Rows —
***
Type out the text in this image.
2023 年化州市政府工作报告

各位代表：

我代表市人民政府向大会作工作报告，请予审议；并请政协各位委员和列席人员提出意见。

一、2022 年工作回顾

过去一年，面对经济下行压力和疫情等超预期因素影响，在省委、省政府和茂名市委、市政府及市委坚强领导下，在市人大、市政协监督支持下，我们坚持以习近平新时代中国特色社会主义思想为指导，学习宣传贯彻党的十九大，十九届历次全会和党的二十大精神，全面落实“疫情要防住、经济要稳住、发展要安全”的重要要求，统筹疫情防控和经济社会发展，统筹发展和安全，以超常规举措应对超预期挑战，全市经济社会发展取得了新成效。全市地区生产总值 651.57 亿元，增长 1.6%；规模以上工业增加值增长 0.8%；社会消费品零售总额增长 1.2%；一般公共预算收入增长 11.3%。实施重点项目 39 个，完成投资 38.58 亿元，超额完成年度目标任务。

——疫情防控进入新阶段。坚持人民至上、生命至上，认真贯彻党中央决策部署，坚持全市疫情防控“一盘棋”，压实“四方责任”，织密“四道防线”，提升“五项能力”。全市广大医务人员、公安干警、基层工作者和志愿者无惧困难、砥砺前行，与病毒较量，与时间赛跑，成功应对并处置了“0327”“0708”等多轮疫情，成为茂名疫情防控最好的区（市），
***
Job —
Set every line of the listing down word for word.

The completed task —
Type out the text in this image.
2023 年化州市政府工作报告

各位代表：

我代表市人民政府向大会作工作报告，请予审议；并请政协各位委员和列席人员提出意见。

一、2022 年工作回顾

过去一年，面对经济下行压力和疫情等超预期因素影响，在省委、省政府和茂名市委、市政府及市委坚强领导下，在市人大、市政协监督支持下，我们坚持以习近平新时代中国特色社会主义思想为指导，学习宣传贯彻党的十九大，十九届历次全会和党的二十大精神，全面落实“疫情要防住、经济要稳住、发展要安全”的重要要求，统筹疫情防控和经济社会发展，统筹发展和安全，以超常规举措应对超预期挑战，全市经济社会发展取得了新成效。全市地区生产总值 651.57 亿元，增长 1.6%；规模以上工业增加值增长 0.8%；社会消费品零售总额增长 1.2%；一般公共预算收入增长 11.3%。实施重点项目 39 个，完成投资 38.58 亿元，超额完成年度目标任务。

——疫情防控进入新阶段。坚持人民至上、生命至上，认真贯彻党中央决策部署，坚持全市疫情防控“一盘棋”，压实“四方责任”，织密“四道防线”，提升“五项能力”。全市广大医务人员、公安干警、基层工作者和志愿者无惧困难、砥砺前行，与病毒较量，与时间赛跑，成功应对并处置了“0327”“0708”等多轮疫情，成为茂名疫情防控最好的区（市），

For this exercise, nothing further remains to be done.